## [Problem]
Copy out each line of the listing that has the word "hero" in it.
(begin)
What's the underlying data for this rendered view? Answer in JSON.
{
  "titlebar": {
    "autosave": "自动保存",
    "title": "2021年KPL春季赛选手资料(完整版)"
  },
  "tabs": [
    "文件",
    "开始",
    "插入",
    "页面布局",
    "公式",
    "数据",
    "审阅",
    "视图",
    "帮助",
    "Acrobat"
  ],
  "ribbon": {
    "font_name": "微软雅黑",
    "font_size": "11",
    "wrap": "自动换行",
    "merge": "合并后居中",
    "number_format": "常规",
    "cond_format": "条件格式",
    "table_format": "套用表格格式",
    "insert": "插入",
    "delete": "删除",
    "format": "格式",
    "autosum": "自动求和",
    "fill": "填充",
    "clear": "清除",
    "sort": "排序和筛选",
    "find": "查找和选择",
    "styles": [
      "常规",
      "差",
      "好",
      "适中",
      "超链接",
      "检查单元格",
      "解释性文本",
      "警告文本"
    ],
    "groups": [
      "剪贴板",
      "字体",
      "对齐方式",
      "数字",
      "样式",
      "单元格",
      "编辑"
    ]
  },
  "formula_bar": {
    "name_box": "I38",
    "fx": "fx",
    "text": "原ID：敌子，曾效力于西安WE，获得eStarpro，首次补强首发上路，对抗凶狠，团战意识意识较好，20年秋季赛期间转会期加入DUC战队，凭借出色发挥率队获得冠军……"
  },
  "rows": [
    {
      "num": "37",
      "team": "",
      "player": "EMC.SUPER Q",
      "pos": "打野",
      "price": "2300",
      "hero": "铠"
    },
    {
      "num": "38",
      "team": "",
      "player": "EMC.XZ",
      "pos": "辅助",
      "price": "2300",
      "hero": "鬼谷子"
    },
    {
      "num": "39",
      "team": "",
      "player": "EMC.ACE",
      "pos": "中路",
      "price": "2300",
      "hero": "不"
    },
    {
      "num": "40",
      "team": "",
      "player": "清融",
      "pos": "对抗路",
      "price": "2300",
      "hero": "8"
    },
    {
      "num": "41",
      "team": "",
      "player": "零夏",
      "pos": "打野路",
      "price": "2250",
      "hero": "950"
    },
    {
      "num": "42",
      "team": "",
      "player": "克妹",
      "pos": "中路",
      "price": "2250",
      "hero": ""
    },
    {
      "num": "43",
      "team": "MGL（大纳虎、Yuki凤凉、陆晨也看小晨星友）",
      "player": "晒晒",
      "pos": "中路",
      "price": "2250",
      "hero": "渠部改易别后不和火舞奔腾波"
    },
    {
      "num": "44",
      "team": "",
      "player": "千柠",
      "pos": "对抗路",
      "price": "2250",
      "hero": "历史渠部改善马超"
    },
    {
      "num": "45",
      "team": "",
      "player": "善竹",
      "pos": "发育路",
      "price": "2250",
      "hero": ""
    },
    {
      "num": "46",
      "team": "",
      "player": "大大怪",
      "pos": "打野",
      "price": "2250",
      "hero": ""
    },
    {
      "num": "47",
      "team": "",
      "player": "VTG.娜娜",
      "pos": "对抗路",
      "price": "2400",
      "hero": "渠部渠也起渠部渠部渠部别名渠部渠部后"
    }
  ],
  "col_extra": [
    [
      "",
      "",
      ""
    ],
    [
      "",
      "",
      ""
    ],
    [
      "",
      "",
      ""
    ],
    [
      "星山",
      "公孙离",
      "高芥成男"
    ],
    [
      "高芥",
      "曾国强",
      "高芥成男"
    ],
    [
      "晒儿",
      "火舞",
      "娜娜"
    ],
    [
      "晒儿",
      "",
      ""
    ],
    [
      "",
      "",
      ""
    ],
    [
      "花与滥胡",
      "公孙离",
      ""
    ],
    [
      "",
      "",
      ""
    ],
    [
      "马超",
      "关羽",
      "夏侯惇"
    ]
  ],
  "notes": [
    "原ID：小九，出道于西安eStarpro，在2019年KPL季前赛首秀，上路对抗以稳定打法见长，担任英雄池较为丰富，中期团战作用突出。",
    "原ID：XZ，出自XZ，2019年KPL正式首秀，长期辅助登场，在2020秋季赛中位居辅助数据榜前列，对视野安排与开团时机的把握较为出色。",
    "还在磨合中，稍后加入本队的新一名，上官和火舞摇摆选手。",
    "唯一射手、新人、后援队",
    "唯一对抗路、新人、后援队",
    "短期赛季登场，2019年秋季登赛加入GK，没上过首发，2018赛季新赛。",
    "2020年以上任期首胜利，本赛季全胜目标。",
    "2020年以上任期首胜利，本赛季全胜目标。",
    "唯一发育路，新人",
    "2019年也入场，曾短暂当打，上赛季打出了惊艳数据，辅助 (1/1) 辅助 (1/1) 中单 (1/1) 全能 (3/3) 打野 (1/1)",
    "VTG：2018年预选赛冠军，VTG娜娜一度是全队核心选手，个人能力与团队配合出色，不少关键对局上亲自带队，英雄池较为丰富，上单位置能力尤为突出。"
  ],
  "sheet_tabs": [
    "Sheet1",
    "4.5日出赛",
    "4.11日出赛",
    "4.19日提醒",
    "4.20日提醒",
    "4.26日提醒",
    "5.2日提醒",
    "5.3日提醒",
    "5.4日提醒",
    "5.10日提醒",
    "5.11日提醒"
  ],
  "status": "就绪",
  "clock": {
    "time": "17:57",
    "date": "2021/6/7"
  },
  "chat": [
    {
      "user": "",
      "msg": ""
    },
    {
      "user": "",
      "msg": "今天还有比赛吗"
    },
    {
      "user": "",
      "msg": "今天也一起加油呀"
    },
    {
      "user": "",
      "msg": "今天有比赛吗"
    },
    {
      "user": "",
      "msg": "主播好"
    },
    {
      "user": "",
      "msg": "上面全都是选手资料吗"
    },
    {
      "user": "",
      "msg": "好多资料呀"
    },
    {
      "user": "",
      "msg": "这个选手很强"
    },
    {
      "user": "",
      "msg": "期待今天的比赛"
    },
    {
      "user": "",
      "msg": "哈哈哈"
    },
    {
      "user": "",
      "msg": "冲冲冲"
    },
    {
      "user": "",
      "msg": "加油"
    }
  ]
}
(end)
## [Task solution]
      "hero": "铠"
      "hero": "鬼谷子"
      "hero": "不"
      "hero": "8"
      "hero": "950"
      "hero": ""
      "hero": "渠部改易别后不和火舞奔腾波"
      "hero": "历史渠部改善马超"
      "hero": ""
      "hero": ""
      "hero": "渠部渠也起渠部渠部渠部别名渠部渠部后"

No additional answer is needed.